[Items from a dataset]
###
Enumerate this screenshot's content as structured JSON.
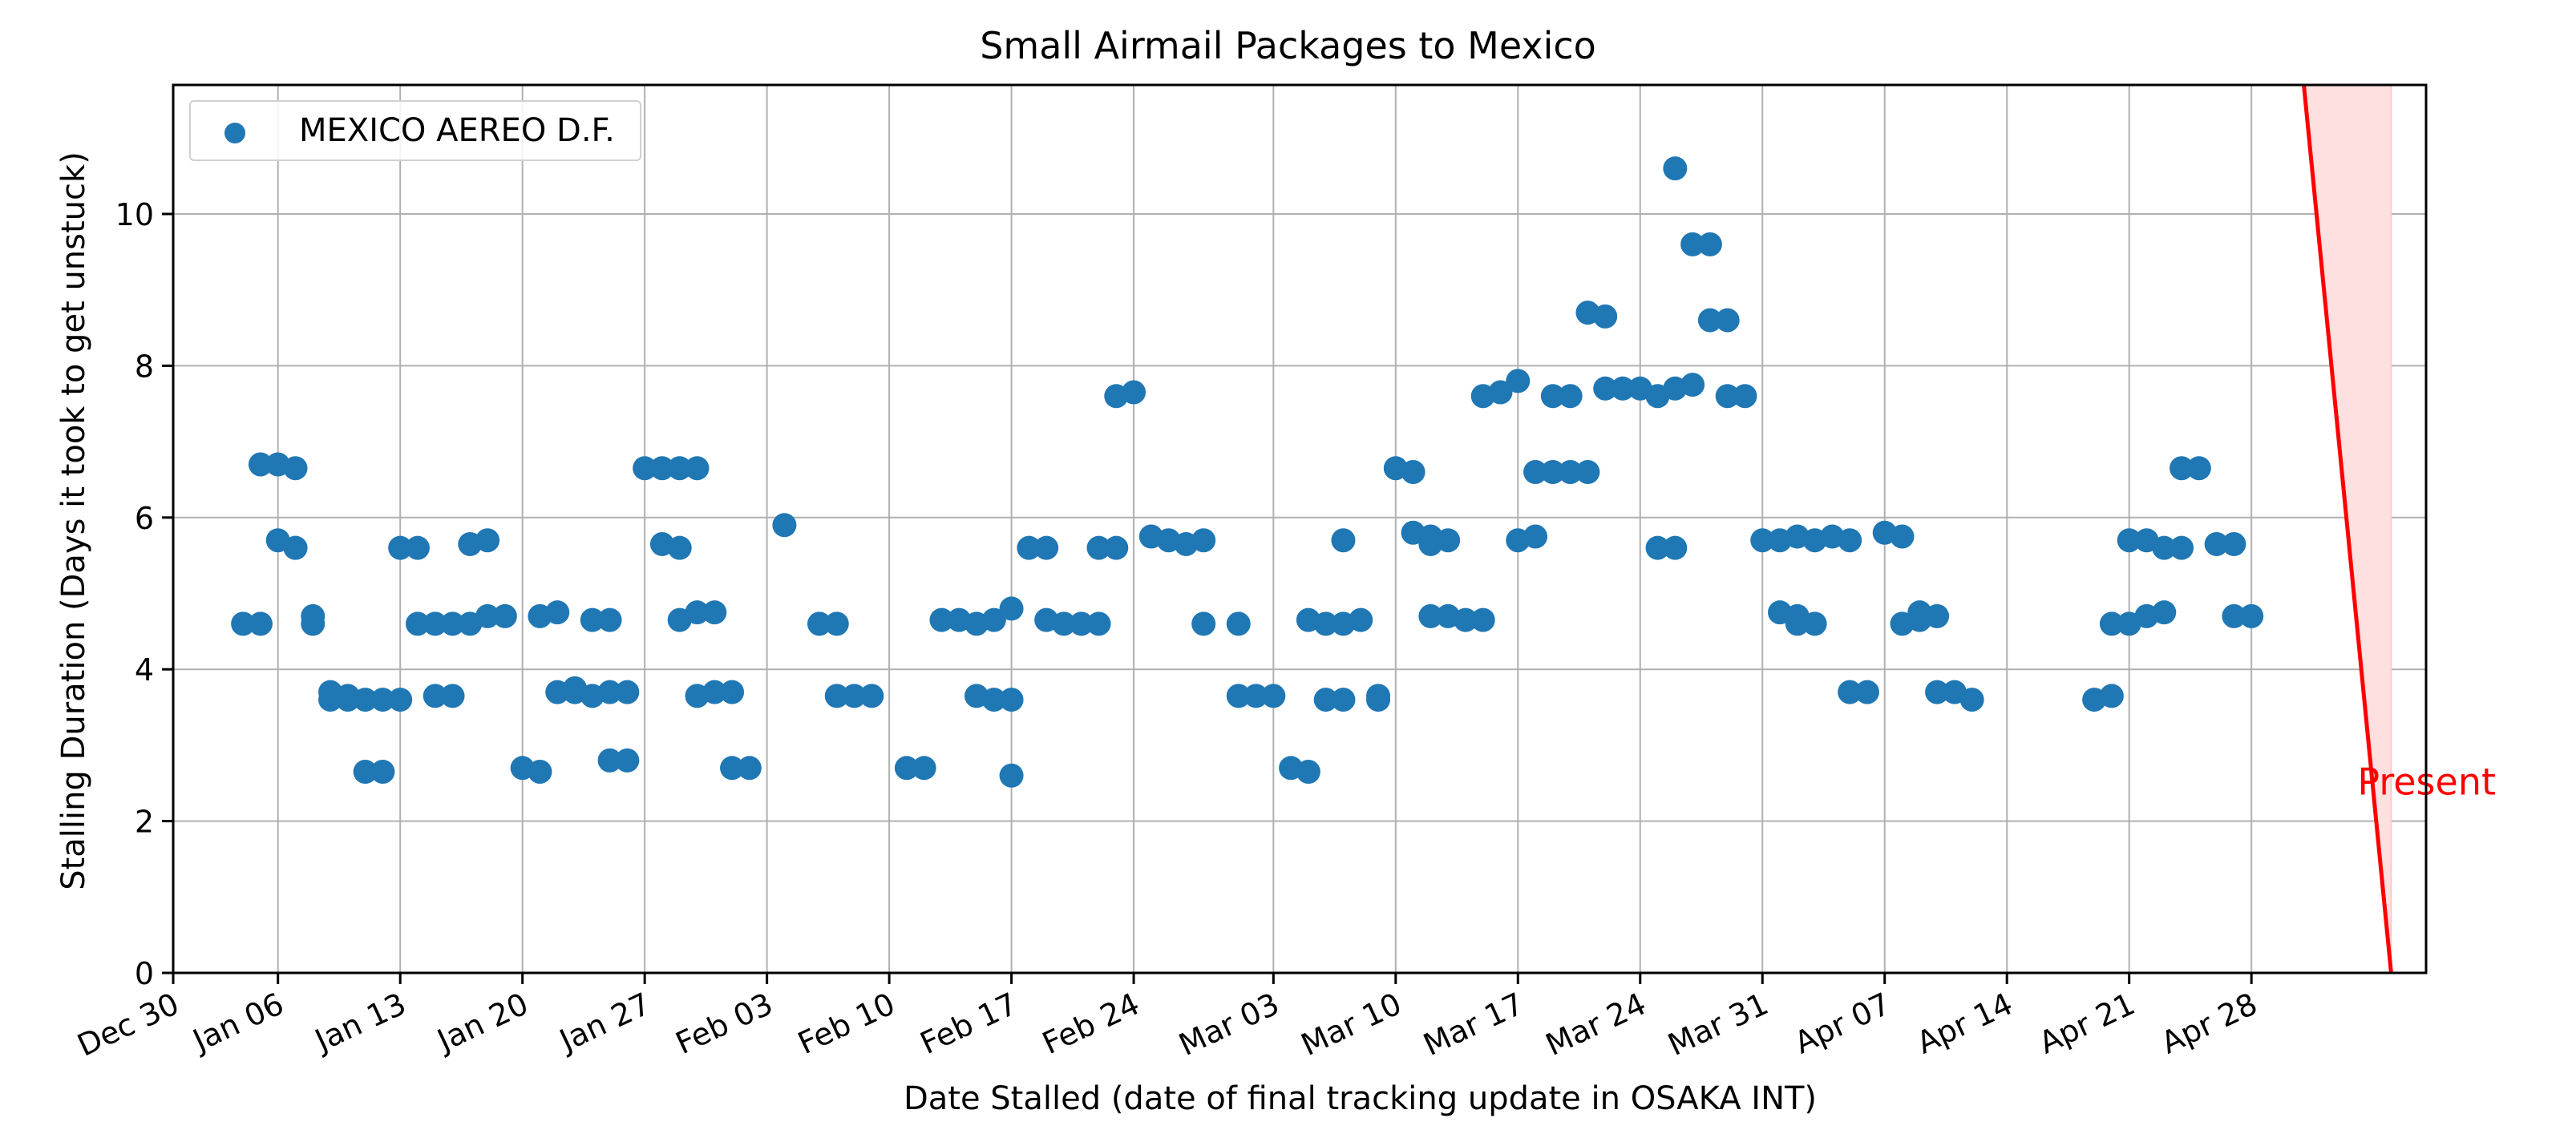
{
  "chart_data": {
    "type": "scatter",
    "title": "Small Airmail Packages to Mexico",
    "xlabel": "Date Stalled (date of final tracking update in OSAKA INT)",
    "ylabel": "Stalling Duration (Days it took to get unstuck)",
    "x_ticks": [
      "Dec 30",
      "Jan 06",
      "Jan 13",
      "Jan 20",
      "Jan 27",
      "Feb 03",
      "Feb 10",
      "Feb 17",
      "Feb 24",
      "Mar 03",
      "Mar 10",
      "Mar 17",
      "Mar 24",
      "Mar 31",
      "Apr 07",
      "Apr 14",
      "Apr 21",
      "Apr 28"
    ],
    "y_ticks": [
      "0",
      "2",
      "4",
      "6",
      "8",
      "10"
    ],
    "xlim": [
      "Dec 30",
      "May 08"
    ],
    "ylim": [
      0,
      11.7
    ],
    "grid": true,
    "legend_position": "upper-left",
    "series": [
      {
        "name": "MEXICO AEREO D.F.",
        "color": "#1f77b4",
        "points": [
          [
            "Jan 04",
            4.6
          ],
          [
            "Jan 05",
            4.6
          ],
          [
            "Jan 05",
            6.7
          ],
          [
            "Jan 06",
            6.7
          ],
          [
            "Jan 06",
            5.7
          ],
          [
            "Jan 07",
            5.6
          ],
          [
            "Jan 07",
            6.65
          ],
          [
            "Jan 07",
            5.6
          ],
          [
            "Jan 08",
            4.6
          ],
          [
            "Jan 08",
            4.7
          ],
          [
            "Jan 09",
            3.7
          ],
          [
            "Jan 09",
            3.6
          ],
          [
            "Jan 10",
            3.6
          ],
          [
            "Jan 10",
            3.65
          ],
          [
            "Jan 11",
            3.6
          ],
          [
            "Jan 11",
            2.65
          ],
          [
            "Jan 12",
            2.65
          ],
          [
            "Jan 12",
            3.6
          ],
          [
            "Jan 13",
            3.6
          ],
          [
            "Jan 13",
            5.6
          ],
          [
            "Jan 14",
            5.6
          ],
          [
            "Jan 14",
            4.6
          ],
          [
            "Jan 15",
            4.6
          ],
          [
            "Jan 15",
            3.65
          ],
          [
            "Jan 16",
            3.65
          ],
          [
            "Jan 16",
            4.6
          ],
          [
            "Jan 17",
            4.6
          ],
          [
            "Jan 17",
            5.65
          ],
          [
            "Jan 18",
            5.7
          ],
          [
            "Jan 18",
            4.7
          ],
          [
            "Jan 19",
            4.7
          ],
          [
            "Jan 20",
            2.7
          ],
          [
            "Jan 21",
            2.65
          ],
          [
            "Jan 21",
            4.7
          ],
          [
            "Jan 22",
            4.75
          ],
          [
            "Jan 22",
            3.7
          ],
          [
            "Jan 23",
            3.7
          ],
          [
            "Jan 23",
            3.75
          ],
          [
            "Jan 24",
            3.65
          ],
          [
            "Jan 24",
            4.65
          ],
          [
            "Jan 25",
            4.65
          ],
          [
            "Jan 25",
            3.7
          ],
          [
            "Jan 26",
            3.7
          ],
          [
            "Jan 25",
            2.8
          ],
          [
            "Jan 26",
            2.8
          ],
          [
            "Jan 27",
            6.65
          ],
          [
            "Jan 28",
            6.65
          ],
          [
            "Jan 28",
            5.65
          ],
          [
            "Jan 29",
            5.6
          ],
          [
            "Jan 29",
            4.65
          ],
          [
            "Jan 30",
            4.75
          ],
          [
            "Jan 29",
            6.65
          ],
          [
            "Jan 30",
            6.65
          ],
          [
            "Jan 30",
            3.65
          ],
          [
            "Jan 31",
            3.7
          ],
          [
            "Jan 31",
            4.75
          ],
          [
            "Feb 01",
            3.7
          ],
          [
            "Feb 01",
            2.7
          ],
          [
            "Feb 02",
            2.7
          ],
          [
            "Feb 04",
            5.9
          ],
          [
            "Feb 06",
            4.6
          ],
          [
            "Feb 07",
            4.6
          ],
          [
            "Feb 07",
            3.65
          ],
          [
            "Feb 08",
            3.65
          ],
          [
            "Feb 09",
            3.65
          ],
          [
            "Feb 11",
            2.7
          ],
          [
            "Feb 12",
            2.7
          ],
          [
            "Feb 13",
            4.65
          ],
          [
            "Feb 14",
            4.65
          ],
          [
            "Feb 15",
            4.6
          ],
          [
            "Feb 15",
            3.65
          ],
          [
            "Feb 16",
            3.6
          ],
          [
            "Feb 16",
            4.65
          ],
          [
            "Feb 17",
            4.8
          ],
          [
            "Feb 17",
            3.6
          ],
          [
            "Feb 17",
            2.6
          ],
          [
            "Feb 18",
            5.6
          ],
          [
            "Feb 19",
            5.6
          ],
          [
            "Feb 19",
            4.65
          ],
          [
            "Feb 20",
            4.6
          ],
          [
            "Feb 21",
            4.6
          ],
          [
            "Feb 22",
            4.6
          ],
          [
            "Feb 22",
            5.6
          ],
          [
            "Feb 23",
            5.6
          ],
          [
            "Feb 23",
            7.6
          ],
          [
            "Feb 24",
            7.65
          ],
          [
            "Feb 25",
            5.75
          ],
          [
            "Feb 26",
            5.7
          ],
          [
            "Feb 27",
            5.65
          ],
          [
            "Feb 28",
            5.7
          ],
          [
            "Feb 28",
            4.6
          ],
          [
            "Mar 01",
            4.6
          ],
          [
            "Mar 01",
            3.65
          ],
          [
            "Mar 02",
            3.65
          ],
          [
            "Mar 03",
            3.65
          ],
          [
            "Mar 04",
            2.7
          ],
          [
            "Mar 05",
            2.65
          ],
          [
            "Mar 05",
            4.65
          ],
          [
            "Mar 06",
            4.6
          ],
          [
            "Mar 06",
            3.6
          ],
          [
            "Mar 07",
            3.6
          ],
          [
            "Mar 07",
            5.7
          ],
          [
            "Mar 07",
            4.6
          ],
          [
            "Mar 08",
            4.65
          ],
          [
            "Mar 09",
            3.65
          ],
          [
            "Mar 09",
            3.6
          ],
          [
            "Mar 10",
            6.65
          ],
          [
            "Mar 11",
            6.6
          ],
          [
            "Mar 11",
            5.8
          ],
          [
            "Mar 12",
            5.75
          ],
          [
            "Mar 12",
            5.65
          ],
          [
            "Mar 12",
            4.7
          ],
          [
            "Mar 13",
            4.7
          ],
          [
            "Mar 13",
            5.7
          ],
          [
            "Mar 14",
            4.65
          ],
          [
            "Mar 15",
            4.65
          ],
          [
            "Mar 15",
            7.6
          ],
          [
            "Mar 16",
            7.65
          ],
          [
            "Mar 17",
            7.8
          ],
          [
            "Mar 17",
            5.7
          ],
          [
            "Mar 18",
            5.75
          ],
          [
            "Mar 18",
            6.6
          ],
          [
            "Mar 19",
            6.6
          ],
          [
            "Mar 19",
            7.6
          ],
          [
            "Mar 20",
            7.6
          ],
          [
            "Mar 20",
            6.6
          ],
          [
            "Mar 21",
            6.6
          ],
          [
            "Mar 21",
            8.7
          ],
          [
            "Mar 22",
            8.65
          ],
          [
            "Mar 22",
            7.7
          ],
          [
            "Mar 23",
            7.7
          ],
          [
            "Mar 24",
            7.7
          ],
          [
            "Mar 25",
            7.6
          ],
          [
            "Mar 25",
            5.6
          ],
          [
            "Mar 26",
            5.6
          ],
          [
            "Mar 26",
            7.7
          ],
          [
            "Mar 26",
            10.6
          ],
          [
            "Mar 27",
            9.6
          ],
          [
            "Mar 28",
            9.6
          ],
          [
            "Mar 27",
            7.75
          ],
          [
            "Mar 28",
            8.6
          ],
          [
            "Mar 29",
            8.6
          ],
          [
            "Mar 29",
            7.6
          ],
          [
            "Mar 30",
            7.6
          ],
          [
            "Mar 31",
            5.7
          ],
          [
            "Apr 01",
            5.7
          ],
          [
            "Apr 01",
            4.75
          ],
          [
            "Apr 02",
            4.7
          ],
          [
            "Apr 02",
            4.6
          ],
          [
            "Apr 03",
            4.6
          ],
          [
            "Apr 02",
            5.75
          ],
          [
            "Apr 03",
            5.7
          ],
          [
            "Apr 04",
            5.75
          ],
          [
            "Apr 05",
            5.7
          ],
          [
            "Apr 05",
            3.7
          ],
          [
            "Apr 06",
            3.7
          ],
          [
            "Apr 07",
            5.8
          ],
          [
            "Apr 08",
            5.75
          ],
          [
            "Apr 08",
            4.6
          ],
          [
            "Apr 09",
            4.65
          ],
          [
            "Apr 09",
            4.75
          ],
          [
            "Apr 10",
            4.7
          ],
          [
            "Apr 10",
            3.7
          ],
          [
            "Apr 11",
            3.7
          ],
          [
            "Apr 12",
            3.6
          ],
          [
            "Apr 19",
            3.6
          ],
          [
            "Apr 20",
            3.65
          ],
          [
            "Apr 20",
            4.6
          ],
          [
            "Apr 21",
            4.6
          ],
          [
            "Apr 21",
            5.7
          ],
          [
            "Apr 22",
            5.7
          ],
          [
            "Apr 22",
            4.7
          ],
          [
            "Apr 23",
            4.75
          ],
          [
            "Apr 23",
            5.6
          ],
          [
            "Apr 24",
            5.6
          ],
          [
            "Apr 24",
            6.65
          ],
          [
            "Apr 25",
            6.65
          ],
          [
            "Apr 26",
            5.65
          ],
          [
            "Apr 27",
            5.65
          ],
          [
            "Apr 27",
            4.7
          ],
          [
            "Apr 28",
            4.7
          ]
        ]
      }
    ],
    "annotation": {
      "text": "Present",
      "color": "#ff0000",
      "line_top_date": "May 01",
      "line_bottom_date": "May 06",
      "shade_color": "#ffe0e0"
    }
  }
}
###
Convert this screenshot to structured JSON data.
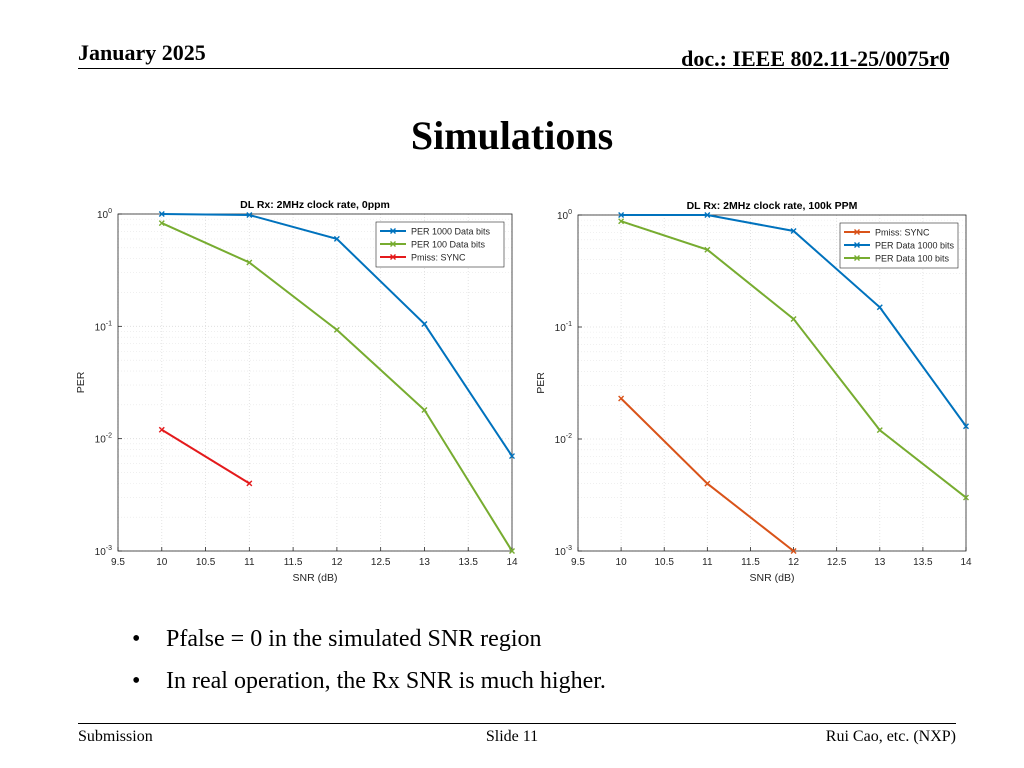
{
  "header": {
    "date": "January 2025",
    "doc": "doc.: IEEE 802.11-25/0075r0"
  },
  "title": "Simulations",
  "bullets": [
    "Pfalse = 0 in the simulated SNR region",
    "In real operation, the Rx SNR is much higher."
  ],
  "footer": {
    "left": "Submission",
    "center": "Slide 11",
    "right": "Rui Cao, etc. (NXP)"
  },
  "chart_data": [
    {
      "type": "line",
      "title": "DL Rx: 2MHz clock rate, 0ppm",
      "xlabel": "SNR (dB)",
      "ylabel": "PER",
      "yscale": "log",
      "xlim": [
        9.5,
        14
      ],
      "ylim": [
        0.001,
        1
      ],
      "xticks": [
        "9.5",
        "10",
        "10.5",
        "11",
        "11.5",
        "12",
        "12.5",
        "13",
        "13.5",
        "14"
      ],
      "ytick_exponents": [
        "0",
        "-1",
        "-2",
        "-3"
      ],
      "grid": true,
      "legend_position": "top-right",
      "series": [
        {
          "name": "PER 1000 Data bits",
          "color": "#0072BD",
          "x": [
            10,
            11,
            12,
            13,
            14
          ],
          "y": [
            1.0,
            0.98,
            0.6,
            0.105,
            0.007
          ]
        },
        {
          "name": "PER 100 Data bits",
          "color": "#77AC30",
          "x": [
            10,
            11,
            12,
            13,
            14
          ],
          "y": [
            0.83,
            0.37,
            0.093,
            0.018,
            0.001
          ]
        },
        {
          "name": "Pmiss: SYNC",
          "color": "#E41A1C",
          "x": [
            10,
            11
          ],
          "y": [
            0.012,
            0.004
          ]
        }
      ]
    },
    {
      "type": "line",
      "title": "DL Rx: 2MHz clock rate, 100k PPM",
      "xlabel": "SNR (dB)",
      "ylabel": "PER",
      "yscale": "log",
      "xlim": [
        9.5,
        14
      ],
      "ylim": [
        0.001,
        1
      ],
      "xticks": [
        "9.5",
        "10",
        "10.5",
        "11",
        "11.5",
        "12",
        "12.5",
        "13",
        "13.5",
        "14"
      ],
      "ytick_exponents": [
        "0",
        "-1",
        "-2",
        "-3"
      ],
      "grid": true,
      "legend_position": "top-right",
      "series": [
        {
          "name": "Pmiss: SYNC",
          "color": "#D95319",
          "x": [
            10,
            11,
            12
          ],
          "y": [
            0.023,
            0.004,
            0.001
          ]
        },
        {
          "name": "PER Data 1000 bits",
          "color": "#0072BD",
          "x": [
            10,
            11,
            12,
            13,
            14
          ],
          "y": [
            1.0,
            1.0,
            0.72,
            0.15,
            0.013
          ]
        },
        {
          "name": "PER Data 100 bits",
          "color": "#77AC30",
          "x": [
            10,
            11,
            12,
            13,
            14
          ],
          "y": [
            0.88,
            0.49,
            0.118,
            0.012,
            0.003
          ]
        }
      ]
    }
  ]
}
###
--- Requirements ---
Pull out every line containing "this".

--- The response ---
Enumerate this screenshot's content as structured JSON.
Convert this screenshot to structured JSON data.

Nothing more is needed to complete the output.